→ **BEREITGESTELLTER TEXT**
Eine Gruppe Iraner nimmt es besonders ernst mit der Integration. Ausgerechnet in Leipzig, einem der gottlosesten Flecken der Welt, finden sie den Weg zum Christentum.

Reportage Florian Barth

Fotos Janek Stroisch

3. Juli 2017

Absurdistan im Kirchenschiff

ZSaeid wird hier David genannt. Ali wird Andreas gerufen und Samuel, ein 30-jähriger Iraner, wird schon so lange Samuel genannt, dass sich niemand mehr an seinen richtigen Namen erinnern kann. David, Andreas und Samuel bauen sich eine neue Identität auf. Als Christen. Getroffen haben sie sich im Bibelunterricht im Begegnungszentrum Die Brücke im Leipziger Osten. Ein südafrikanischer Missionar namens Hugo Gevers veranstaltet dort jeden Mittwoch einen Bibelkreis. Diesmal ist eine handvoll Iraner in die Brücke gekommen. Heute geht es um die Bergpredigt.

Hugo Gevers springt von Sprache zu Sprache. Ein Satz auf Deutsch, einer auf Englisch und dann spricht er auf Farsi weiter. Seit sieben Jahren arbeitet er hier in der Brücke, durch seine Arbeit mit den Iranern hat er Farsi gelernt. Dennoch übersetzt eine 40-jährige Iranerin namens Maria den Bibelunterricht, um Missverständnisse zu vermeiden.

Sie lebt seit über zehn Jahren in Deutschland und gehört zu den Ältesten iranischen Gemeindemitgliedern.

Ob sie sich damals taufen ließ, um ihre Chancen auf Asyl zu verbessern? Das interessiert hier niemanden. Hier zählt nur das mitmachen: singen, lachen, beten und vor allem zuhören.

Es wirkt befremdlich. Geht das hier nicht zu weit? Geflüchteten die Bibel einzutrichtern? Doch Hugos neue Jünger wirken glücklich und stolz zugleich.

Hugos Bibelstunde hat etwas von dem Gemeindeunterricht in den man Schulkinder schickt. Für die meisten Kinder ist der Gemeindeunterricht zu trocken. Oder hört man Leute schwärmen von ihrer großartigen Bibelstunde? Den deutschen Eltern ist das egal, für sie ist es beruhigend, dass die Kleinen ein paar Werte mit auf den Weg bekommen.

Doch hier, im Begegnungszentrum von St. Trinitatis in Leipzig herrscht Chaos.

Ein Chaos zwischen verschiedenen Sprachen, Kulturen und vor allem aus verschiedenen Welten, hier verbinden die neue Religion und das Neue ist für jeden hier spannend. Das Neue, das Christentum steht hier vor allem für eins: Freiheit. Die Freiheit zu wählen, an welchen Gott man glaubt.

Der heimliche Christ

Saeid Alipour lauscht Hugos Predigt. Er ist seit 17 Monaten in Deutschland, jede Woche besucht er den Bibelunterricht, und vor einem Jahr hat er sich taufen lassen. In Teheran studierte er Übersetzung, später arbeitete er als Flugbegleiter für eine iranische Airline.

Gesammelte Daten:
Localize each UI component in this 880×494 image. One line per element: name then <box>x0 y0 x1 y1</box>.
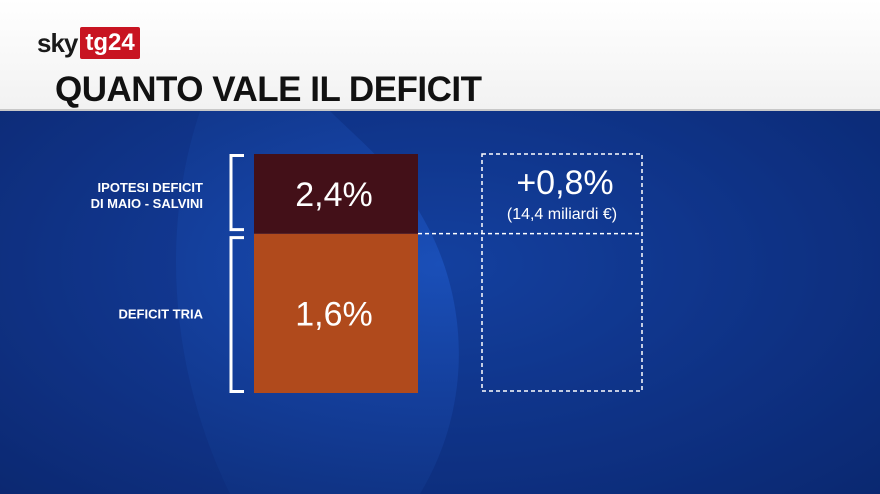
logo-tg24-text: tg24 <box>80 27 140 59</box>
sky-tg24-logo: sky tg24 <box>37 27 140 59</box>
header-bar: sky tg24 QUANTO VALE IL DEFICIT <box>0 0 880 111</box>
logo-sky-text: sky <box>37 28 78 58</box>
bracket-ipotesi-deficit <box>229 154 244 232</box>
bar-segment-ipotesi-deficit <box>254 154 418 234</box>
legend-label-ipotesi-line1: IPOTESI DEFICIT <box>98 180 204 195</box>
legend-label-ipotesi-line2: DI MAIO - SALVINI <box>91 196 203 211</box>
data-label-deficit-tria: 1,6% <box>295 295 373 333</box>
annotation-increase-note: (14,4 miliardi €) <box>507 206 617 223</box>
data-label-ipotesi-deficit: 2,4% <box>295 176 373 214</box>
chart-stage: 1,6% 2,4% IPOTESI DEFICIT DI MAIO - SALV… <box>0 111 880 494</box>
dashed-outline-box <box>481 153 643 392</box>
page-title: QUANTO VALE IL DEFICIT <box>55 70 482 109</box>
background-shading <box>0 111 880 494</box>
legend-label-deficit-tria: DEFICIT TRIA <box>119 306 204 321</box>
stacked-bar-chart: 1,6% 2,4% IPOTESI DEFICIT DI MAIO - SALV… <box>91 153 643 393</box>
bar-segment-deficit-tria <box>254 233 418 393</box>
annotation-increase-value: +0,8% <box>516 164 613 202</box>
bracket-deficit-tria <box>229 236 244 393</box>
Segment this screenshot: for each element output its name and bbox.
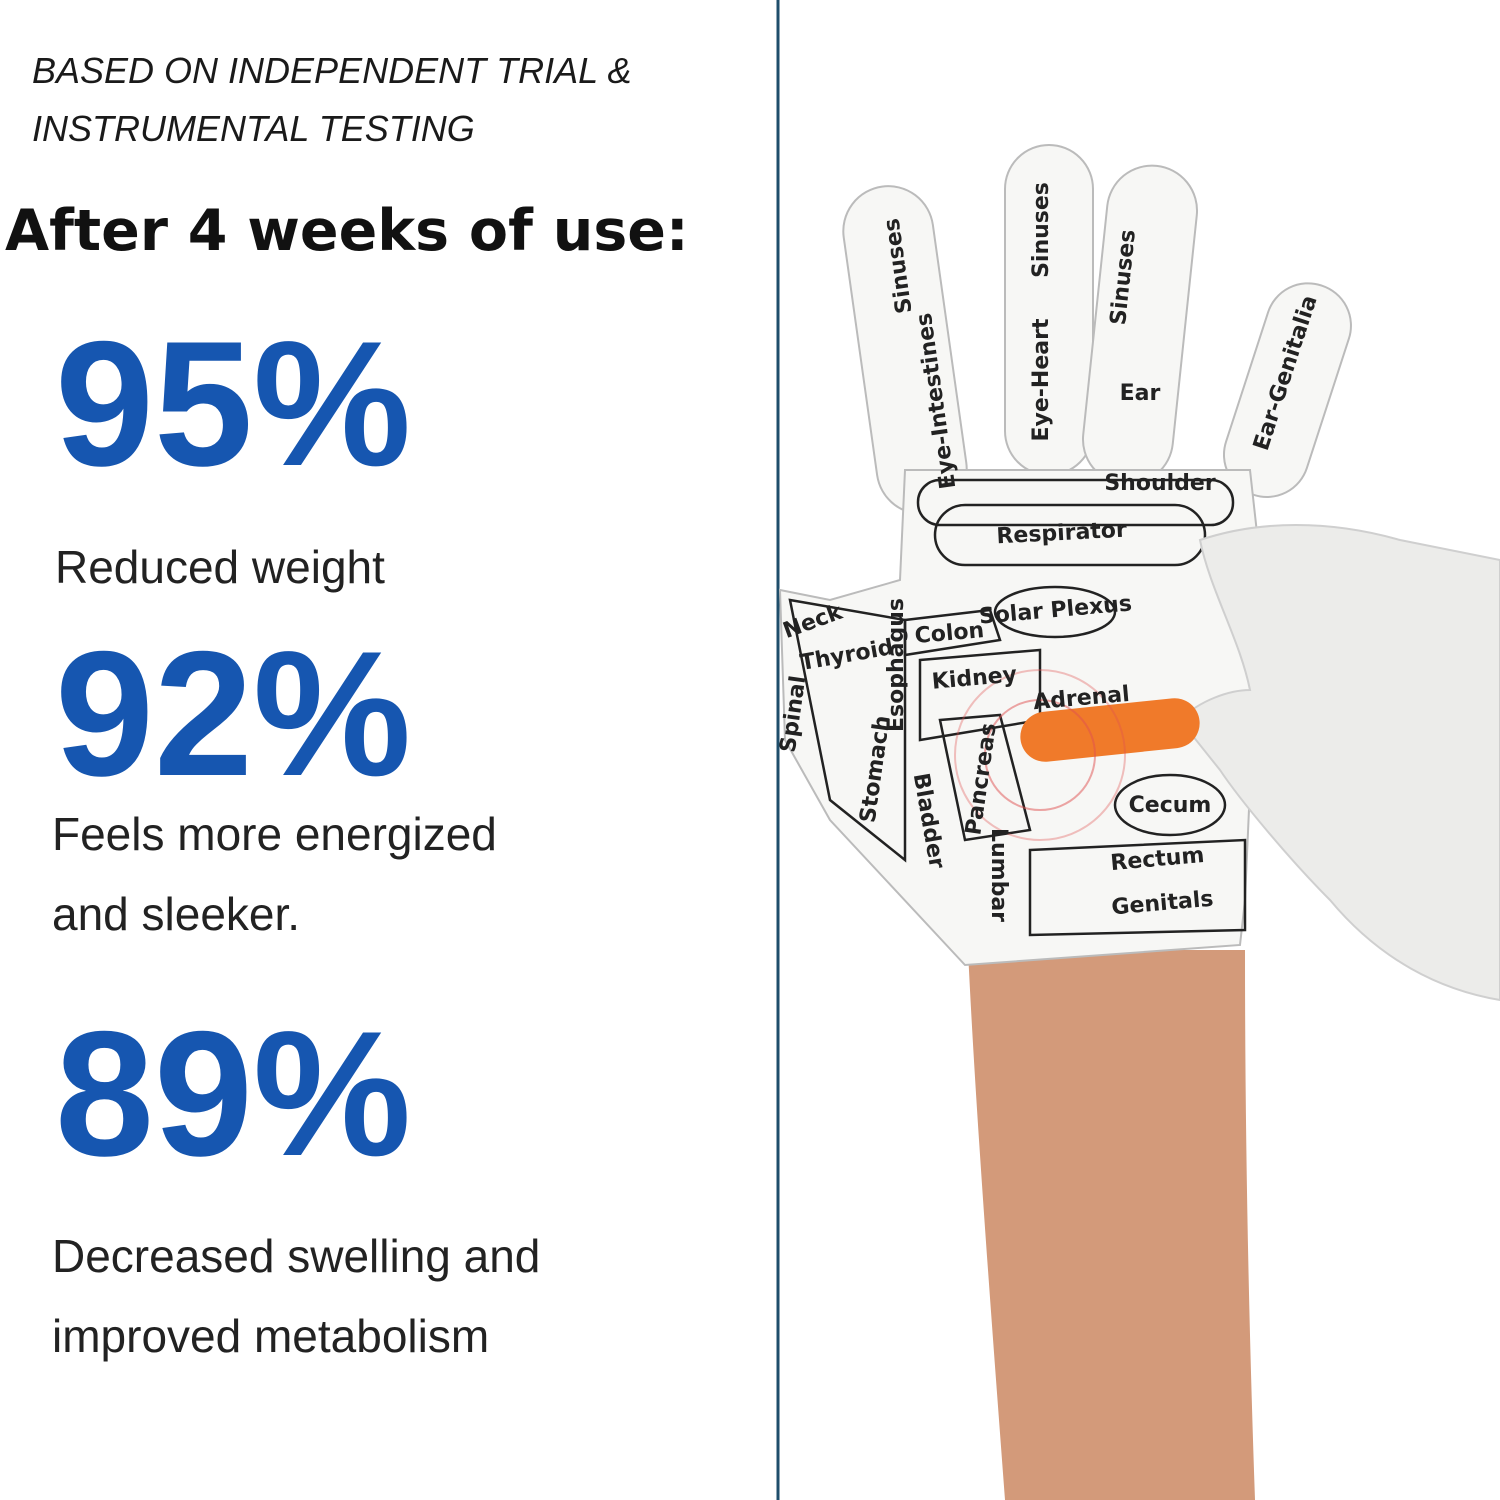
stat-text: Feels more energized <box>52 808 497 860</box>
note-line: BASED ON INDEPENDENT TRIAL & <box>32 50 631 91</box>
glove-label: Eye-Heart <box>1029 318 1054 441</box>
glow-ring <box>954 669 1126 841</box>
stat-text: improved metabolism <box>52 1310 489 1362</box>
massage-tool <box>1020 698 1200 762</box>
stat-value: 92% <box>55 614 411 813</box>
arm <box>968 950 1255 1500</box>
glove-label: Esophagus <box>884 598 909 732</box>
glow-ring <box>984 699 1096 811</box>
stat-value: 89% <box>55 994 411 1193</box>
stat-value: 95% <box>55 304 411 503</box>
glove-label: Shoulder <box>1104 471 1215 496</box>
note-line: INSTRUMENTAL TESTING <box>32 108 475 149</box>
stats: 95% Reduced weight 92%Feels more energized… <box>52 304 540 1362</box>
glove-label: Ear <box>1120 381 1161 406</box>
stat-text: Reduced weight <box>55 541 385 593</box>
glove-label: Cecum <box>1129 793 1212 818</box>
stat-text: and sleeker. <box>52 888 300 940</box>
helper-glove <box>1178 524 1500 1002</box>
glove-label: Lumbar <box>986 828 1011 922</box>
glove-label: Sinuses <box>1029 182 1054 278</box>
stat-text: Decreased swelling and <box>52 1230 540 1282</box>
glove <box>778 144 1352 967</box>
glove-zones <box>788 478 1247 937</box>
glove-label: Colon <box>914 618 985 649</box>
headline: After 4 weeks of use: <box>5 198 689 264</box>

→ **IHRE AUFGABE**
Setzen Sie die Reportage über die Iraner im Leipziger Bibelkreis nach ihrem letzten Satz fort. Die Einträge sind hierfür ohne Belang.

→ **ERGEBNIS DER AUFGABE**
Doch wie ist Saeid überhaupt Christ geworden? »You can just download the PDF, and read the Holy Bible«, sagt Saeid. Er war 22 Jahre alt und hatte kurz zuvor die Universität abgeschlossen, da begann er heimlich zu Gott zu beten anstatt zu Allah. Er brauchte dafür keinen Teppich mehr, sondern nur das PDF auf seinem Smartphone.

Dann hörte er auf, freitags in die Moschee zu gehen. Nur vor seiner Familie bekannte er sich zum Christentum. Doch auch diese fastet nicht während des Ramadans und geht nur aus Angst vor dem Regime in die Moschee. Saeid ist der Meinung, dass im Iran niemand an den Islam glaubt.

Während seiner Zeit als Flugbegleiter landete er ein paar Mal in Deutschland. Wenn er dann für eine Nacht vom Flughafen zum nächsten Hotel hastete, kam das Land ihm abschreckend vor: Zu ernst schauten die Leute, zu kalt war ihm das Wetter in Hamburg. Es ging ihm gut im Iran. Er hatte mehre Autos und ein gutes Leben, erzählt er. Er war glücklich.

Dann flog sein neuer Glaube auf, und er musste flüchten.

Seit 2014 fliegt seine Airline immer häufiger Passagiere in die syrische Hauptstadt Damaskus. Der Iran unterstützt den syrischen Präsidenten Baschar al-Assad im Krieg. Das Regime aus Teheran schickte vor allem afghanische Geflüchtete in den Krieg, um für Assad zu kämpfen. Nur wenige von ihnen kehren lebend in ihre Heimat zurück. Das alles geschieht im Namen Allahs, behauptet das Regime.

An Bord einer Maschine fragte Saeid einen der Kämpfer warum dieser in den Krieg ziehe. Er antwortete ihm, so sei Allahs Wille. Saeid verlor die Fassung. Er sagte, dass kein Gott Menschen in den Krieg schickt, um Glaubensbrüder abzuschlachten. Er verfluchte Allah.

Ein Kollege filmte ihn dabei. Auf Gotteslästerung steht im Iran die Todesstrafe. Ein Freund warnte Saeid, dass die Sicherheitsbehörden an das Video gekommen sein könnten. Ihm blieb nur die Flucht.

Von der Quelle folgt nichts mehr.